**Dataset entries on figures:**
####

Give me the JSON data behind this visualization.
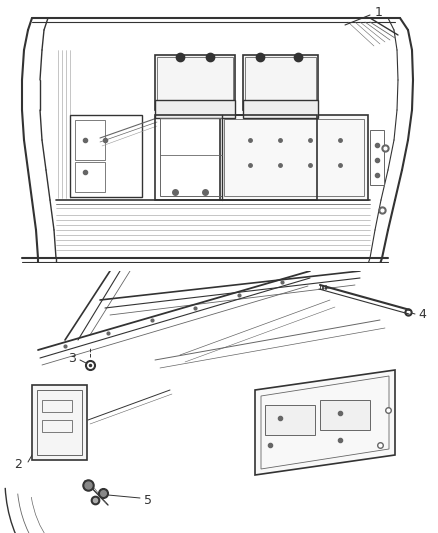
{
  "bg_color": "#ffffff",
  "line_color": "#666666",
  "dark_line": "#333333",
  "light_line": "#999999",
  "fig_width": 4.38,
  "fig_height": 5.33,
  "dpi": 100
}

####

Take the listing above and print it exactly, apart from the pictures.

**ANSWER TO THE EXERCISE:**
Give me the JSON data behind this visualization.
{
  "bg_color": "#ffffff",
  "line_color": "#666666",
  "dark_line": "#333333",
  "light_line": "#999999",
  "fig_width": 4.38,
  "fig_height": 5.33,
  "dpi": 100
}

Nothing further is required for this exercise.